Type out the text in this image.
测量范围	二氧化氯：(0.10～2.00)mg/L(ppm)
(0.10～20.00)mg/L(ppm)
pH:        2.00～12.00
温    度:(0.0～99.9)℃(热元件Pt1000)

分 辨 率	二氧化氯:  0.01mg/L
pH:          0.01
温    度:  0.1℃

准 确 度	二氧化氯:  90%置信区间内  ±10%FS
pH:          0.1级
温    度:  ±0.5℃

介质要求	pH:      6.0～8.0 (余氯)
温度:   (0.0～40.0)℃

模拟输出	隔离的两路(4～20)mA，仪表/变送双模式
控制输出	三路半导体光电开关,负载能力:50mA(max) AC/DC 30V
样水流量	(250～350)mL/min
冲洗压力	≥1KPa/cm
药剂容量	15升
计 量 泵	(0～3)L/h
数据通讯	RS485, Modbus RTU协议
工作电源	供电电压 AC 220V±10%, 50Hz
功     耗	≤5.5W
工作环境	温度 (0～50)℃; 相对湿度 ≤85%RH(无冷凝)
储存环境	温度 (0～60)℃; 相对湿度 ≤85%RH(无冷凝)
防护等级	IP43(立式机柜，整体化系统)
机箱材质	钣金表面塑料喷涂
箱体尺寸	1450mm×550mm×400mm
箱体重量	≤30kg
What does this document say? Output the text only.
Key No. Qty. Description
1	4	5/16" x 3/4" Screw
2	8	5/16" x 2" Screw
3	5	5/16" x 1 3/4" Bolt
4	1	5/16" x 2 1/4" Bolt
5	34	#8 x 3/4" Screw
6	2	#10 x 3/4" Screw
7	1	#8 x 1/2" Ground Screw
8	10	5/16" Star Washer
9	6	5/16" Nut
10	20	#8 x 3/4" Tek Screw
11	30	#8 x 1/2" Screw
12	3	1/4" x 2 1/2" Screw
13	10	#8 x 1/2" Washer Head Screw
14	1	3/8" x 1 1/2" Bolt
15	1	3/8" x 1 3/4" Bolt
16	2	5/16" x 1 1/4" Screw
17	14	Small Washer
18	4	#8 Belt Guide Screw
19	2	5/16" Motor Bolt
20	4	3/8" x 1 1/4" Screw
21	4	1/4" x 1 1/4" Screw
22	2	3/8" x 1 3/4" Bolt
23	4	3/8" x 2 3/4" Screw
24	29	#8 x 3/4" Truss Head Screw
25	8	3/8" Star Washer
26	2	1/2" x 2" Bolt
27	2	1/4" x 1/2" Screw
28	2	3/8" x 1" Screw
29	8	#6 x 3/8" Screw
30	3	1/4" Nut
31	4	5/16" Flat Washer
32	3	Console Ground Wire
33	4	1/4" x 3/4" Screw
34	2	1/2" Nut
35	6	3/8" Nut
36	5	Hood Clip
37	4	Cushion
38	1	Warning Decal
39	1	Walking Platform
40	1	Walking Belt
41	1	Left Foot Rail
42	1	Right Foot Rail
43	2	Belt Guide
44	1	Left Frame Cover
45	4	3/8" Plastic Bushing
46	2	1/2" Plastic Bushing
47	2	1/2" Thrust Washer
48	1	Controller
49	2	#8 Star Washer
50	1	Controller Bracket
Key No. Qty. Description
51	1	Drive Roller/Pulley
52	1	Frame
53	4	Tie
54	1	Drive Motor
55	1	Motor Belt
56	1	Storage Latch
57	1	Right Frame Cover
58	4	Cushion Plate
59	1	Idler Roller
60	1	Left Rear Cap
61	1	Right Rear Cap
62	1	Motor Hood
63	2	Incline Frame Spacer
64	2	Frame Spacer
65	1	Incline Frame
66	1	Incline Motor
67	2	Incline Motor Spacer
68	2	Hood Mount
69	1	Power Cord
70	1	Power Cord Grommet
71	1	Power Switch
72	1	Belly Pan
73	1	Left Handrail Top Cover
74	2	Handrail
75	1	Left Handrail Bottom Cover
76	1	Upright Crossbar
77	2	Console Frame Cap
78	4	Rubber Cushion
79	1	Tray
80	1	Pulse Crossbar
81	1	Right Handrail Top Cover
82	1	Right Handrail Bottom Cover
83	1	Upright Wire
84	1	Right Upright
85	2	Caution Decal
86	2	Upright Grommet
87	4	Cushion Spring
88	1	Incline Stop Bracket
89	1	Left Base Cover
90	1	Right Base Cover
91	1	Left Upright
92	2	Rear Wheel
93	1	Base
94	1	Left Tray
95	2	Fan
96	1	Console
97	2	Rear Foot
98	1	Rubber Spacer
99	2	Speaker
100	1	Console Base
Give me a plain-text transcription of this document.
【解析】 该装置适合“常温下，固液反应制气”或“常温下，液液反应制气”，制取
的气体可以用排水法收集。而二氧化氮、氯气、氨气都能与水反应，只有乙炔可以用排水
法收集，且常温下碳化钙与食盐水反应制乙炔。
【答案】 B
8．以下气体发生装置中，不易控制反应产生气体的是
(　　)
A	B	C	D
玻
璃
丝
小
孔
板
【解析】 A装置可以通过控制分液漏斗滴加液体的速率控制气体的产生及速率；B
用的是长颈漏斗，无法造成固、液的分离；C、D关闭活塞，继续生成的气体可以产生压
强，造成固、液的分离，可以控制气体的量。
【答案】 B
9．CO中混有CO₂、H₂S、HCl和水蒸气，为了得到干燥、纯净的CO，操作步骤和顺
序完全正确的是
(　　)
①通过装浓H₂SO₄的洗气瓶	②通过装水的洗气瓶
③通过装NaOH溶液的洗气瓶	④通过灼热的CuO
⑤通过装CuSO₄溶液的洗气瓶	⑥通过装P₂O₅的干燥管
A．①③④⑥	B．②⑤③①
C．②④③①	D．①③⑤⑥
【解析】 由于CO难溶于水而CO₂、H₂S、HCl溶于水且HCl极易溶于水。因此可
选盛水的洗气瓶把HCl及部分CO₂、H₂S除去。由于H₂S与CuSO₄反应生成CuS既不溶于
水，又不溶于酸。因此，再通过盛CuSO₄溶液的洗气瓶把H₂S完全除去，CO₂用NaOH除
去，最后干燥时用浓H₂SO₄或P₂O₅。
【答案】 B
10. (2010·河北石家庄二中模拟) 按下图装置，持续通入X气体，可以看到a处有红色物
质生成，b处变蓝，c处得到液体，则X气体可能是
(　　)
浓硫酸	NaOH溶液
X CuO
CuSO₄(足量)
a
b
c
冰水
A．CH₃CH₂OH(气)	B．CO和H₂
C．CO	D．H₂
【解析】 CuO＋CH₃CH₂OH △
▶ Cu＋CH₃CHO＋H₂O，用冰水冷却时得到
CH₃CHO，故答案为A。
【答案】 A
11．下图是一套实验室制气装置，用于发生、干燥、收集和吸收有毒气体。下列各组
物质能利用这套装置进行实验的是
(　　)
━━━━━━━━━━━━━━━━━━━━
__INSTRUCTION__.
Reproduce the material exactly, with every line intact.

__TASK RESULT__.
Type out the text in this image.
测量范围	二氧化氯：(0.10～2.00)mg/L(ppm)
(0.10～20.00)mg/L(ppm)
pH:        2.00～12.00
温    度:(0.0～99.9)℃(热元件Pt1000)

分 辨 率	二氧化氯:  0.01mg/L
pH:          0.01
温    度:  0.1℃

准 确 度	二氧化氯:  90%置信区间内  ±10%FS
pH:          0.1级
温    度:  ±0.5℃

介质要求	pH:      6.0～8.0 (余氯)
温度:   (0.0～40.0)℃

模拟输出	隔离的两路(4～20)mA，仪表/变送双模式
控制输出	三路半导体光电开关,负载能力:50mA(max) AC/DC 30V
样水流量	(250～350)mL/min
冲洗压力	≥1KPa/cm
药剂容量	15升
计 量 泵	(0～3)L/h
数据通讯	RS485, Modbus RTU协议
工作电源	供电电压 AC 220V±10%, 50Hz
功     耗	≤5.5W
工作环境	温度 (0～50)℃; 相对湿度 ≤85%RH(无冷凝)
储存环境	温度 (0～60)℃; 相对湿度 ≤85%RH(无冷凝)
防护等级	IP43(立式机柜，整体化系统)
机箱材质	钣金表面塑料喷涂
箱体尺寸	1450mm×550mm×400mm
箱体重量	≤30kg
What does this document say? Output the text only.
Key No. Qty. Description
1	4	5/16" x 3/4" Screw
2	8	5/16" x 2" Screw
3	5	5/16" x 1 3/4" Bolt
4	1	5/16" x 2 1/4" Bolt
5	34	#8 x 3/4" Screw
6	2	#10 x 3/4" Screw
7	1	#8 x 1/2" Ground Screw
8	10	5/16" Star Washer
9	6	5/16" Nut
10	20	#8 x 3/4" Tek Screw
11	30	#8 x 1/2" Screw
12	3	1/4" x 2 1/2" Screw
13	10	#8 x 1/2" Washer Head Screw
14	1	3/8" x 1 1/2" Bolt
15	1	3/8" x 1 3/4" Bolt
16	2	5/16" x 1 1/4" Screw
17	14	Small Washer
18	4	#8 Belt Guide Screw
19	2	5/16" Motor Bolt
20	4	3/8" x 1 1/4" Screw
21	4	1/4" x 1 1/4" Screw
22	2	3/8" x 1 3/4" Bolt
23	4	3/8" x 2 3/4" Screw
24	29	#8 x 3/4" Truss Head Screw
25	8	3/8" Star Washer
26	2	1/2" x 2" Bolt
27	2	1/4" x 1/2" Screw
28	2	3/8" x 1" Screw
29	8	#6 x 3/8" Screw
30	3	1/4" Nut
31	4	5/16" Flat Washer
32	3	Console Ground Wire
33	4	1/4" x 3/4" Screw
34	2	1/2" Nut
35	6	3/8" Nut
36	5	Hood Clip
37	4	Cushion
38	1	Warning Decal
39	1	Walking Platform
40	1	Walking Belt
41	1	Left Foot Rail
42	1	Right Foot Rail
43	2	Belt Guide
44	1	Left Frame Cover
45	4	3/8" Plastic Bushing
46	2	1/2" Plastic Bushing
47	2	1/2" Thrust Washer
48	1	Controller
49	2	#8 Star Washer
50	1	Controller Bracket
Key No. Qty. Description
51	1	Drive Roller/Pulley
52	1	Frame
53	4	Tie
54	1	Drive Motor
55	1	Motor Belt
56	1	Storage Latch
57	1	Right Frame Cover
58	4	Cushion Plate
59	1	Idler Roller
60	1	Left Rear Cap
61	1	Right Rear Cap
62	1	Motor Hood
63	2	Incline Frame Spacer
64	2	Frame Spacer
65	1	Incline Frame
66	1	Incline Motor
67	2	Incline Motor Spacer
68	2	Hood Mount
69	1	Power Cord
70	1	Power Cord Grommet
71	1	Power Switch
72	1	Belly Pan
73	1	Left Handrail Top Cover
74	2	Handrail
75	1	Left Handrail Bottom Cover
76	1	Upright Crossbar
77	2	Console Frame Cap
78	4	Rubber Cushion
79	1	Tray
80	1	Pulse Crossbar
81	1	Right Handrail Top Cover
82	1	Right Handrail Bottom Cover
83	1	Upright Wire
84	1	Right Upright
85	2	Caution Decal
86	2	Upright Grommet
87	4	Cushion Spring
88	1	Incline Stop Bracket
89	1	Left Base Cover
90	1	Right Base Cover
91	1	Left Upright
92	2	Rear Wheel
93	1	Base
94	1	Left Tray
95	2	Fan
96	1	Console
97	2	Rear Foot
98	1	Rubber Spacer
99	2	Speaker
100	1	Console Base
Give me a plain-text transcription of this document.
【解析】 该装置适合“常温下，固液反应制气”或“常温下，液液反应制气”，制取
的气体可以用排水法收集。而二氧化氮、氯气、氨气都能与水反应，只有乙炔可以用排水
法收集，且常温下碳化钙与食盐水反应制乙炔。
【答案】 B
8．以下气体发生装置中，不易控制反应产生气体的是
(　　)
A	B	C	D
玻
璃
丝
小
孔
板
【解析】 A装置可以通过控制分液漏斗滴加液体的速率控制气体的产生及速率；B
用的是长颈漏斗，无法造成固、液的分离；C、D关闭活塞，继续生成的气体可以产生压
强，造成固、液的分离，可以控制气体的量。
【答案】 B
9．CO中混有CO₂、H₂S、HCl和水蒸气，为了得到干燥、纯净的CO，操作步骤和顺
序完全正确的是
(　　)
①通过装浓H₂SO₄的洗气瓶	②通过装水的洗气瓶
③通过装NaOH溶液的洗气瓶	④通过灼热的CuO
⑤通过装CuSO₄溶液的洗气瓶	⑥通过装P₂O₅的干燥管
A．①③④⑥	B．②⑤③①
C．②④③①	D．①③⑤⑥
【解析】 由于CO难溶于水而CO₂、H₂S、HCl溶于水且HCl极易溶于水。因此可
选盛水的洗气瓶把HCl及部分CO₂、H₂S除去。由于H₂S与CuSO₄反应生成CuS既不溶于
水，又不溶于酸。因此，再通过盛CuSO₄溶液的洗气瓶把H₂S完全除去，CO₂用NaOH除
去，最后干燥时用浓H₂SO₄或P₂O₅。
【答案】 B
10. (2010·河北石家庄二中模拟) 按下图装置，持续通入X气体，可以看到a处有红色物
质生成，b处变蓝，c处得到液体，则X气体可能是
(　　)
浓硫酸	NaOH溶液
X CuO
CuSO₄(足量)
a
b
c
冰水
A．CH₃CH₂OH(气)	B．CO和H₂
C．CO	D．H₂
【解析】 CuO＋CH₃CH₂OH △
▶ Cu＋CH₃CHO＋H₂O，用冰水冷却时得到
CH₃CHO，故答案为A。
【答案】 A
11．下图是一套实验室制气装置，用于发生、干燥、收集和吸收有毒气体。下列各组
物质能利用这套装置进行实验的是
(　　)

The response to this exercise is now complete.